## [TO DO]
Consider the records below. How many of their lines include the word "beautiful"? State the number and nothing else.

======== THE RECORDS ========

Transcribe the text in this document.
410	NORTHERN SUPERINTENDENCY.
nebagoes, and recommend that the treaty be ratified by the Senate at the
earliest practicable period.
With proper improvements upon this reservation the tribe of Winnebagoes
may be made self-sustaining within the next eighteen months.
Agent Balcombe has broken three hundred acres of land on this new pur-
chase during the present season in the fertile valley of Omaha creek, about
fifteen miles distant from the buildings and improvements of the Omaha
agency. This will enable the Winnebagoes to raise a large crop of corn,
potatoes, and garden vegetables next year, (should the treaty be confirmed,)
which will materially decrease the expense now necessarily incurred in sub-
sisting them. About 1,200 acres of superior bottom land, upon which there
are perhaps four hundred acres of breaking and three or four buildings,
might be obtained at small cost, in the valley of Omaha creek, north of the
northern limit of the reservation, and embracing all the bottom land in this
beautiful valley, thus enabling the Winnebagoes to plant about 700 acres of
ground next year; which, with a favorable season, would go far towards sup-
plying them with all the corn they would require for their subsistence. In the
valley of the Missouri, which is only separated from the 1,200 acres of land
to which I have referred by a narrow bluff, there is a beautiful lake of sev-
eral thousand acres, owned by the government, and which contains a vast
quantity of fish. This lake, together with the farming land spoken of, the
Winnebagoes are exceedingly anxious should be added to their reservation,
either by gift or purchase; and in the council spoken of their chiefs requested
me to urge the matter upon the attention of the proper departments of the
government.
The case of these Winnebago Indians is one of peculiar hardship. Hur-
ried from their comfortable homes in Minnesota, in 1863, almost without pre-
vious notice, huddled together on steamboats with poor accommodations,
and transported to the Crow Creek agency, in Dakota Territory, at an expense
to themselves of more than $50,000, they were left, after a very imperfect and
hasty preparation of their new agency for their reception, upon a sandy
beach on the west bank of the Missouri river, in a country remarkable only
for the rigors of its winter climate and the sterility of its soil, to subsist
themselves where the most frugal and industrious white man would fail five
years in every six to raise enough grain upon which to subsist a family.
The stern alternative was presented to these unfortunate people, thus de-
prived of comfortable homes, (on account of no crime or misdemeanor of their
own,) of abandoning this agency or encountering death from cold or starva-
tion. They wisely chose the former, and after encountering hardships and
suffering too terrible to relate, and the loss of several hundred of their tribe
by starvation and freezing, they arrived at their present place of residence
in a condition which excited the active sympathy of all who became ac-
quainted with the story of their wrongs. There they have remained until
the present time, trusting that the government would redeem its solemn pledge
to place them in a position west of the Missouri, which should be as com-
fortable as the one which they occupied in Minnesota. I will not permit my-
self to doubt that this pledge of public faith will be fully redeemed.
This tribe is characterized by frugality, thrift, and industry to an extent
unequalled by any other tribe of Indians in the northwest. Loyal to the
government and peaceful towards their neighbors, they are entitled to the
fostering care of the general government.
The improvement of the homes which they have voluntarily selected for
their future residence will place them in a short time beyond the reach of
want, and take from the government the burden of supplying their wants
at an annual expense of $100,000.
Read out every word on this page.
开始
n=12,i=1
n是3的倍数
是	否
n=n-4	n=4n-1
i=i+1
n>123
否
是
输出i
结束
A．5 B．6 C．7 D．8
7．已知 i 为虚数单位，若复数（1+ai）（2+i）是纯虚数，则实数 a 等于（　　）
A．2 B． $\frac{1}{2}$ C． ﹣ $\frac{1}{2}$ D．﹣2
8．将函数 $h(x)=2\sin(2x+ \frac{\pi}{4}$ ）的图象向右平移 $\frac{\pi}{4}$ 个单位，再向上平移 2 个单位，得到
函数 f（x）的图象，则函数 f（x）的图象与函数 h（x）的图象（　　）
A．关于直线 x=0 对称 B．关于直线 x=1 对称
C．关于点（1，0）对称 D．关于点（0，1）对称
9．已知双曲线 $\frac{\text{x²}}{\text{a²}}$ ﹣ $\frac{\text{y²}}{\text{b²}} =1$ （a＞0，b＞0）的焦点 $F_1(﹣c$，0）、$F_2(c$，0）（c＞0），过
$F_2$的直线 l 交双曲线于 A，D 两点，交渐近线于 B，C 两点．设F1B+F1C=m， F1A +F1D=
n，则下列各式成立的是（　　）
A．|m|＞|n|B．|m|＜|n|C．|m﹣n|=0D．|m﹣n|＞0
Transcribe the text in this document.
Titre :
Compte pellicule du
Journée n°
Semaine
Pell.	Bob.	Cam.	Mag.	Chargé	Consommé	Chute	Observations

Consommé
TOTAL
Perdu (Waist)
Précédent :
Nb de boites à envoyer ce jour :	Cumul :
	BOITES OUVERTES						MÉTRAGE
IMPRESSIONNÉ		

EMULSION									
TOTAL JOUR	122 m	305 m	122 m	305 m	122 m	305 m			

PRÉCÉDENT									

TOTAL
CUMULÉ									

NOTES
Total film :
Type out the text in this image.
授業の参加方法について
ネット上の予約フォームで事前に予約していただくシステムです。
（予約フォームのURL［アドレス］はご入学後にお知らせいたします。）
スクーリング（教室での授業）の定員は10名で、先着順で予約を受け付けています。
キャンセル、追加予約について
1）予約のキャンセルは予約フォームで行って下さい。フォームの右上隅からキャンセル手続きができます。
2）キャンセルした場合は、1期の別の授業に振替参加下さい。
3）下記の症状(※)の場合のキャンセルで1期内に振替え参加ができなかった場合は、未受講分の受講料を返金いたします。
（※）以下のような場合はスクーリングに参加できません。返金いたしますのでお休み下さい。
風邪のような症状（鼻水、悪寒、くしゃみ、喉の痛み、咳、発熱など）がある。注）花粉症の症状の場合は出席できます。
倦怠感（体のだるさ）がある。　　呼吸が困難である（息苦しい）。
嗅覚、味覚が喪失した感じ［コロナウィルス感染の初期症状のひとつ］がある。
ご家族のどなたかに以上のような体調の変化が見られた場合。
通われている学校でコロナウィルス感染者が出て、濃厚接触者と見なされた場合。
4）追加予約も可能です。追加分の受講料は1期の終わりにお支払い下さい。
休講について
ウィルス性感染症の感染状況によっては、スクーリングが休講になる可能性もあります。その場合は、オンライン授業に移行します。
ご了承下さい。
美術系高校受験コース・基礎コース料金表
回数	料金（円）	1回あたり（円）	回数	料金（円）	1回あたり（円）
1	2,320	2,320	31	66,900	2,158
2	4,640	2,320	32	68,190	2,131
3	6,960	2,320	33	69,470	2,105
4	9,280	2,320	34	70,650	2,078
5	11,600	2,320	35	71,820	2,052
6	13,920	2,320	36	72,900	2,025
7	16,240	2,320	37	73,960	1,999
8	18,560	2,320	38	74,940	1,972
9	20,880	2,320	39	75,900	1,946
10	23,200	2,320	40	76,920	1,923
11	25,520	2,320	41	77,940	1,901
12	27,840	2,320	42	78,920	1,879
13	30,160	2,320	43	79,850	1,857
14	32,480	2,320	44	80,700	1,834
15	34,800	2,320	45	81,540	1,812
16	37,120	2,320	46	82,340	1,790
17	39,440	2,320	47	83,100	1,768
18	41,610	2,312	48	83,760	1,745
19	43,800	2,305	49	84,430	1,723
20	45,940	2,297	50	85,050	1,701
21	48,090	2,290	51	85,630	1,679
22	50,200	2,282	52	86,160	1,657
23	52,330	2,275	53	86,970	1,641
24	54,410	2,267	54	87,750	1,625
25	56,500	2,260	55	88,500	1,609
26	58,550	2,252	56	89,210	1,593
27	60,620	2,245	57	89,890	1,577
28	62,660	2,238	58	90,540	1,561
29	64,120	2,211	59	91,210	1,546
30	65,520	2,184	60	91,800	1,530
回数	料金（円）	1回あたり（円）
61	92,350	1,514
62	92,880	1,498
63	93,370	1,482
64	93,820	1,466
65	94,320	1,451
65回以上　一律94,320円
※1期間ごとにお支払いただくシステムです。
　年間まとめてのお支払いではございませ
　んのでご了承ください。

========

## [FINISHED EXERCISE]
2